EXERCISE DIRECTIONS
Check each line of the records below for the word "Organization" and copy those where it appears.

— start —

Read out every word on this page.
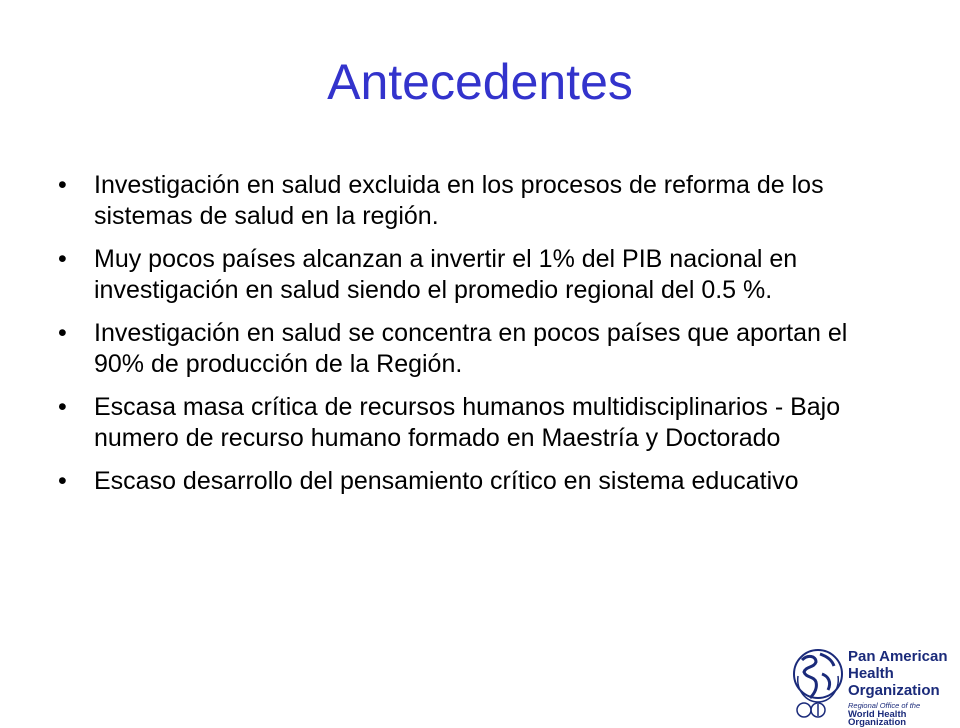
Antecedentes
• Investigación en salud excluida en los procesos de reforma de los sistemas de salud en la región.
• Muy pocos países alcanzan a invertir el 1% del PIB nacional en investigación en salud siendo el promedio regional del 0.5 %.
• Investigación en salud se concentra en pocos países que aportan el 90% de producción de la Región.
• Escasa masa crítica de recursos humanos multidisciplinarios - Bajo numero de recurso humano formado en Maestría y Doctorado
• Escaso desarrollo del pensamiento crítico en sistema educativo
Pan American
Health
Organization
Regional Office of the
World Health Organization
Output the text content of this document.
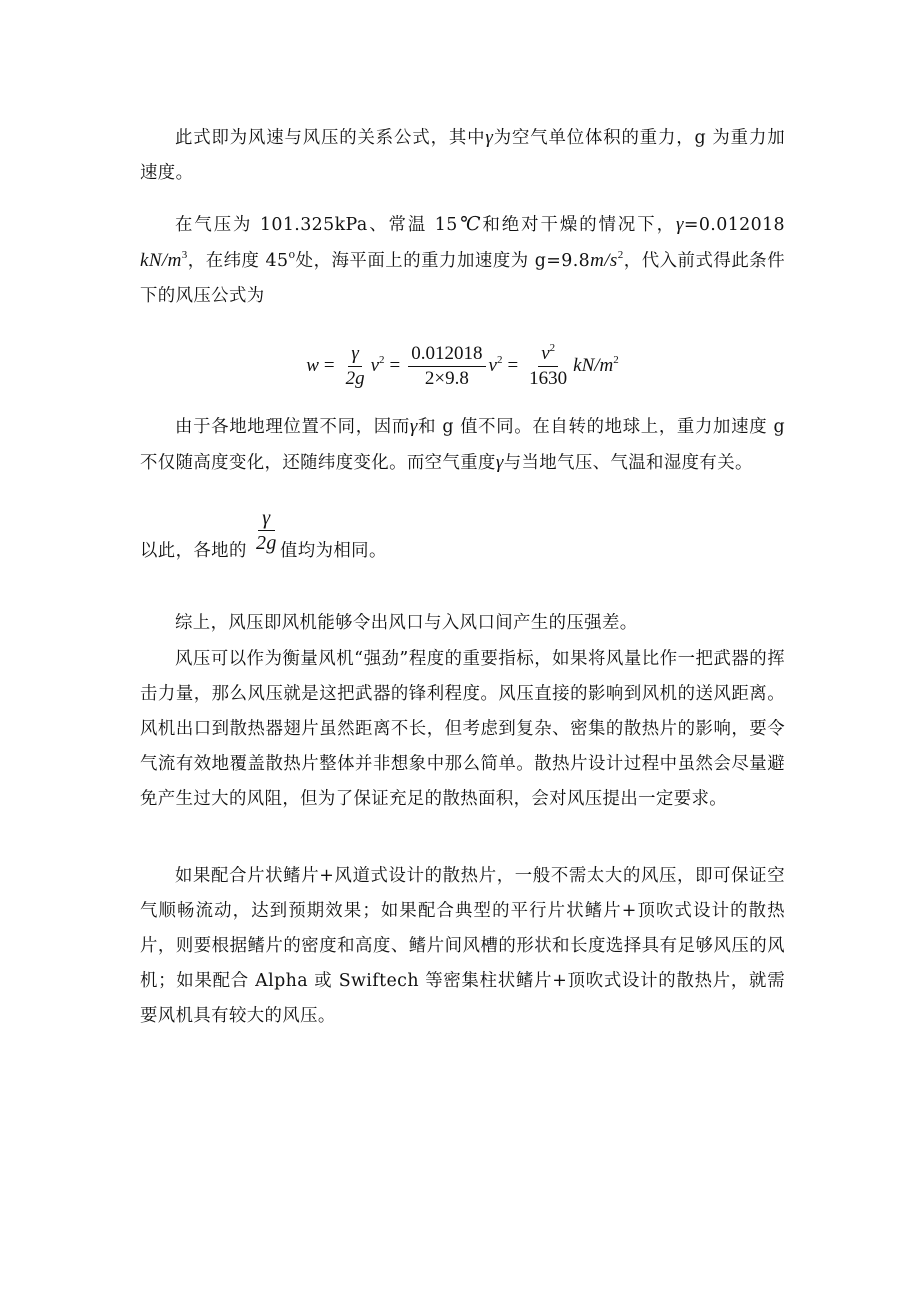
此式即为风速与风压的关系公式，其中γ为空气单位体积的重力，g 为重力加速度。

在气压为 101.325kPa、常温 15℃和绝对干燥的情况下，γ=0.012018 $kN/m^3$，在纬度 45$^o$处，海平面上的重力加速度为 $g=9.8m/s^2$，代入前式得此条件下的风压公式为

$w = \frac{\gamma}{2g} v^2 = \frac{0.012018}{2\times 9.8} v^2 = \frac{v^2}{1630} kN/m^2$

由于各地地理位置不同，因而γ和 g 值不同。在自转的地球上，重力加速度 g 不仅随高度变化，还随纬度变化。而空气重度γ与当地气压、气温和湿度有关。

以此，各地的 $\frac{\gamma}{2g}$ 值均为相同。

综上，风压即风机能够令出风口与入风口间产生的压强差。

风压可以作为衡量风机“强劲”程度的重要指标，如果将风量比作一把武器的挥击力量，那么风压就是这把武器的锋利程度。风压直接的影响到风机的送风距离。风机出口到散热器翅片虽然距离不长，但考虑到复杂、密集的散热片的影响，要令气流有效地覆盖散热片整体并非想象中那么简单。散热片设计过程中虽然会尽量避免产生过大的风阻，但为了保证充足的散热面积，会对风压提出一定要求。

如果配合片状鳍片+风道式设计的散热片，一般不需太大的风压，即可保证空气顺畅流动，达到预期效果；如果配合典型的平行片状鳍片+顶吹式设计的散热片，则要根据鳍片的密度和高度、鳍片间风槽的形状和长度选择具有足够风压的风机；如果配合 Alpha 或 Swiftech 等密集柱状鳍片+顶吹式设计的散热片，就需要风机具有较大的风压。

— end —

RESPONSE
Organization
World Health Organization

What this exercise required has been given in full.